DATASET RECORDS:
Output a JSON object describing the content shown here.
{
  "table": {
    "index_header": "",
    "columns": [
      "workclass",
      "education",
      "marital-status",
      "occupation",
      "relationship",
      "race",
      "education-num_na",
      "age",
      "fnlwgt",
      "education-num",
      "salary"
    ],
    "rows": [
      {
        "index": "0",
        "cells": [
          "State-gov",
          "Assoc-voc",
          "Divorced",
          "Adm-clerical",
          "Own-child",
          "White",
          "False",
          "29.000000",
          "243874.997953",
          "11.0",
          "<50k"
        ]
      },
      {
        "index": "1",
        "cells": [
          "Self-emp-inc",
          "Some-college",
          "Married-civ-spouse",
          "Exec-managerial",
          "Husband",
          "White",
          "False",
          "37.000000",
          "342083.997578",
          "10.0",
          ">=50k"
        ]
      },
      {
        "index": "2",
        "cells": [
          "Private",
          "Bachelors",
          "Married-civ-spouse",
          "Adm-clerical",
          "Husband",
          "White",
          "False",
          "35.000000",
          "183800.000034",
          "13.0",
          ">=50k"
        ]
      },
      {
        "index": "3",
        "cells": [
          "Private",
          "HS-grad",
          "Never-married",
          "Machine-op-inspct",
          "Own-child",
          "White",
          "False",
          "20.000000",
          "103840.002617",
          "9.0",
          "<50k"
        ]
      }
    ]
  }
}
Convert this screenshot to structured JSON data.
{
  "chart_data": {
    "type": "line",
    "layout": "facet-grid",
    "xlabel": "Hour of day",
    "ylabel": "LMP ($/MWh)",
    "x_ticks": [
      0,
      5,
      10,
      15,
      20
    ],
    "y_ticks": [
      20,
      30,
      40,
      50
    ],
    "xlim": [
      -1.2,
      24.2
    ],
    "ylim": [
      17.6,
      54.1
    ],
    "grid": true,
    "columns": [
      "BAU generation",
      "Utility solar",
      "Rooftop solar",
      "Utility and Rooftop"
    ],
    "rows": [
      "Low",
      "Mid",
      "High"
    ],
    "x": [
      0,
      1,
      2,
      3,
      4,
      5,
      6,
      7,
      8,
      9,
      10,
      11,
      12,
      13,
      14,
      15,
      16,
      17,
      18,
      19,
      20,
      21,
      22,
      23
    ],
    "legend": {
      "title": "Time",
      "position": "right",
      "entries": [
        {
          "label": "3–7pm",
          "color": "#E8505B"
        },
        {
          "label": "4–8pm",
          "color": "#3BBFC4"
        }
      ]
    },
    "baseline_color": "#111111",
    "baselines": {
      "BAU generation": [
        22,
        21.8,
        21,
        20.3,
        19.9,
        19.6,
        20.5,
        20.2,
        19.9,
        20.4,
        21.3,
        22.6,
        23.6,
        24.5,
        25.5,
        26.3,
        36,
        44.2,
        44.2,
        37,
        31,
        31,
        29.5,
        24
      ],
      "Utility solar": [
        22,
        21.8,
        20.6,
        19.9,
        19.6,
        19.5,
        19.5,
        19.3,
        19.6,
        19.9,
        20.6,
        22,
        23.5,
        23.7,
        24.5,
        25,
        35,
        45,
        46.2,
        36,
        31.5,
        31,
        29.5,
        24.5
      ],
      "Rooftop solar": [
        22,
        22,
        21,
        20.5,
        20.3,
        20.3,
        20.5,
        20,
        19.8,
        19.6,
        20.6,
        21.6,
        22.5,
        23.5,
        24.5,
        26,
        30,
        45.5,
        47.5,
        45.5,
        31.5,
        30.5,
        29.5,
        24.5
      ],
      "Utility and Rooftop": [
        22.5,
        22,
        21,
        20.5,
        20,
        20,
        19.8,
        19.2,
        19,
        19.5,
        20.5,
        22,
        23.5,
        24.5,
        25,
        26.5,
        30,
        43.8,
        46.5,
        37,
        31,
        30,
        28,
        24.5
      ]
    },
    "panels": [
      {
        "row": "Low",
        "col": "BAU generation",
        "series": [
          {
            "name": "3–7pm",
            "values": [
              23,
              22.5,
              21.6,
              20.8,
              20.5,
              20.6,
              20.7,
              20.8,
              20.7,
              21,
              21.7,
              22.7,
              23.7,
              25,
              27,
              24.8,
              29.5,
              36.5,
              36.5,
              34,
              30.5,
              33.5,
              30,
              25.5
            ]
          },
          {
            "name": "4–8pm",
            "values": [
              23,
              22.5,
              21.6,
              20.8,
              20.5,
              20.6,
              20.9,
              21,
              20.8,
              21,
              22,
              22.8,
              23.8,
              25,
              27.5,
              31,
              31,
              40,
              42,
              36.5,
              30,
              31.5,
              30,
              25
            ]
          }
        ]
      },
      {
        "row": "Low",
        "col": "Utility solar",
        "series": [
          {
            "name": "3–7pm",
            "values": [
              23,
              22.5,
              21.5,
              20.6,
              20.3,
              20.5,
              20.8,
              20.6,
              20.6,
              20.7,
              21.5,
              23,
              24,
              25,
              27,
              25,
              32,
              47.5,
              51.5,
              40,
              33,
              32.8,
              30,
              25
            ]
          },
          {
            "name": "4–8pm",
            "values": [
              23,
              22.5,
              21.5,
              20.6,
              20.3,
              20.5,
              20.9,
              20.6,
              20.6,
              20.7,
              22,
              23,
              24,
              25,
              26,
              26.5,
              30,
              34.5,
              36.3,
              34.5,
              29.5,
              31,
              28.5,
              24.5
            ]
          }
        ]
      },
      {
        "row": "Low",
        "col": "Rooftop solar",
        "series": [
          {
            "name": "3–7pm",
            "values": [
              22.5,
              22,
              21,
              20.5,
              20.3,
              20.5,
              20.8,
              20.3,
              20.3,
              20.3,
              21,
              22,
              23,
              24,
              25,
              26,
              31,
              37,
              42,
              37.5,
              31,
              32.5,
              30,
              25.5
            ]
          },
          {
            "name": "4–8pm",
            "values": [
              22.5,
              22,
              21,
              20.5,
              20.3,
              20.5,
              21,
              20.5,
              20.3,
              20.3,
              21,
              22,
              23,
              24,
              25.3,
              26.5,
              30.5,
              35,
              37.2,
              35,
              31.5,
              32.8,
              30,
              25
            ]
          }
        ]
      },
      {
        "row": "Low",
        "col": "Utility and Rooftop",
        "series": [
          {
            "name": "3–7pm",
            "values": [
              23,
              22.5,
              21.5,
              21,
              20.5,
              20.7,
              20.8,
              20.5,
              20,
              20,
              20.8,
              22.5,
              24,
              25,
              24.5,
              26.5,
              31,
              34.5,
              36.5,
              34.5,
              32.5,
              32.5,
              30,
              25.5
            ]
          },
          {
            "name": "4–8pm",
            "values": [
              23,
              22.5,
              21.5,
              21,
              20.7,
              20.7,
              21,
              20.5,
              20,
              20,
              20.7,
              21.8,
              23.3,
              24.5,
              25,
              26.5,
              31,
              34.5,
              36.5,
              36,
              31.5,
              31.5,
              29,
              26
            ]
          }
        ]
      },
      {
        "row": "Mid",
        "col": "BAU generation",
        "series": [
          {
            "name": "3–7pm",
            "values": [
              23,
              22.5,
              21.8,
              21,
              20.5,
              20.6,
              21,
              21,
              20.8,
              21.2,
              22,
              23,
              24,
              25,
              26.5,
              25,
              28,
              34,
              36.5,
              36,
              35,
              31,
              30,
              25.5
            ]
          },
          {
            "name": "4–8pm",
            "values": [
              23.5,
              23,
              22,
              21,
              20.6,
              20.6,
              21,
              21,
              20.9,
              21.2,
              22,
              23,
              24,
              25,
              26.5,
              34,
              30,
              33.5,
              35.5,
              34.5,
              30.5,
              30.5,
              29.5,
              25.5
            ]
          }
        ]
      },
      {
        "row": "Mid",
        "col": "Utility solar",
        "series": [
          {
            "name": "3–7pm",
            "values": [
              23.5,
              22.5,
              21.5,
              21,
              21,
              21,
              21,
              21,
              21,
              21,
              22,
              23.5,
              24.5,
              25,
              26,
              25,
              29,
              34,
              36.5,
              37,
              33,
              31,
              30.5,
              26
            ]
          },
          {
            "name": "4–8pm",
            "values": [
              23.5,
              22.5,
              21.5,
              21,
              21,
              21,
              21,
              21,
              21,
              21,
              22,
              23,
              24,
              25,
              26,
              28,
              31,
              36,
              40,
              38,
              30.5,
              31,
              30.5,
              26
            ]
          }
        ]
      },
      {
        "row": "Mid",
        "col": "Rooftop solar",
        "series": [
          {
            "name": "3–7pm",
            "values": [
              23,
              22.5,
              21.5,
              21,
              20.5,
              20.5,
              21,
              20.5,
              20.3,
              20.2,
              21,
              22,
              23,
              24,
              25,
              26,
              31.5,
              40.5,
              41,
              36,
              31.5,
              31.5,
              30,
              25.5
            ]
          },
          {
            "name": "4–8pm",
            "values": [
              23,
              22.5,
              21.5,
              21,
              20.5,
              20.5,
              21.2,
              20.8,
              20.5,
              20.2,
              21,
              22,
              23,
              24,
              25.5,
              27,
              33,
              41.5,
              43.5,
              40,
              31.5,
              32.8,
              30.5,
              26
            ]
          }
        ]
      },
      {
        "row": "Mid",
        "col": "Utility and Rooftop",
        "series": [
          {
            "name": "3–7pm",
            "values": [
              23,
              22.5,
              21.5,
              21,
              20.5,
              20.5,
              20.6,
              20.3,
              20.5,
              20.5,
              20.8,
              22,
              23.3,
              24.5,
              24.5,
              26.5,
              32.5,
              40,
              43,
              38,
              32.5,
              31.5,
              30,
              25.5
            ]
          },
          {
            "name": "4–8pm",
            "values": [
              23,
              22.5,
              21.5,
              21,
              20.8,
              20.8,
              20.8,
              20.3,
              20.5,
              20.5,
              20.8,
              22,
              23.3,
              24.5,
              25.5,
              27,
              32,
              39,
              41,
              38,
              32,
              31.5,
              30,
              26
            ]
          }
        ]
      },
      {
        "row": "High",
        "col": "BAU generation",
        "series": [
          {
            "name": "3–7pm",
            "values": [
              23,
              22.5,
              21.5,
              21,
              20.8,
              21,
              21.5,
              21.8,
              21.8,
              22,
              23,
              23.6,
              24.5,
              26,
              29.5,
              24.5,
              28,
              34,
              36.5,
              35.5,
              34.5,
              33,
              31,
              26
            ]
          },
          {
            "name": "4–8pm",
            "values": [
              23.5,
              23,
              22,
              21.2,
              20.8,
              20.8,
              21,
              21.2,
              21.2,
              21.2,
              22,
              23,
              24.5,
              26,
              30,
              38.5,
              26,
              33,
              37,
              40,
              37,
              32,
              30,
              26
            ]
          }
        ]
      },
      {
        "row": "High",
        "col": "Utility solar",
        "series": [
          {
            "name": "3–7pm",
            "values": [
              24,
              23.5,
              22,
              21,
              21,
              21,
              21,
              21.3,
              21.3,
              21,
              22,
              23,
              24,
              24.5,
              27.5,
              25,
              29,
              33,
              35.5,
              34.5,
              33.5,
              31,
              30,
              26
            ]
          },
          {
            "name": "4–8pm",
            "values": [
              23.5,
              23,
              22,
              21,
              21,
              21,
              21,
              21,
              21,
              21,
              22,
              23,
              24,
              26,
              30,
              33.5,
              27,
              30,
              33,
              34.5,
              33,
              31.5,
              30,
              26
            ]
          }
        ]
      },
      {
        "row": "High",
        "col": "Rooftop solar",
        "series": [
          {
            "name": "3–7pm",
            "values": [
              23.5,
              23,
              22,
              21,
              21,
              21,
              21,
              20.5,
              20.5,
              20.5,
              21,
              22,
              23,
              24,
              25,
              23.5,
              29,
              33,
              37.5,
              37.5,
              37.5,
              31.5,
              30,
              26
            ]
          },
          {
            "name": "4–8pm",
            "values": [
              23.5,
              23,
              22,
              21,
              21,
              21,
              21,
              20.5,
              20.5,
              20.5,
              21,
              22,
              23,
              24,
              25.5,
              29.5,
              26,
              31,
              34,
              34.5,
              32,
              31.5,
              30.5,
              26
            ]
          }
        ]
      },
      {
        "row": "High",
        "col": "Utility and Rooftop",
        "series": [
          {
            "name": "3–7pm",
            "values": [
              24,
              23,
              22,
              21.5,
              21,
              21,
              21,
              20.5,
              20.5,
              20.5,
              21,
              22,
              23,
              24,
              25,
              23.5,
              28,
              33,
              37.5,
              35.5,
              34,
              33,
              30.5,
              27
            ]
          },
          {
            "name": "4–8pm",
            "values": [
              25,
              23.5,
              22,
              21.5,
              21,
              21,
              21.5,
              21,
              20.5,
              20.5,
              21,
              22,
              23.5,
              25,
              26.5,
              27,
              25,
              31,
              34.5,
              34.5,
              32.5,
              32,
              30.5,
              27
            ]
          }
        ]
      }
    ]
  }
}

INSTRUCTIONS FOR THE TASK: Work out how many lines above contain the word "education". Give only the number.

TASK ANSWER: 3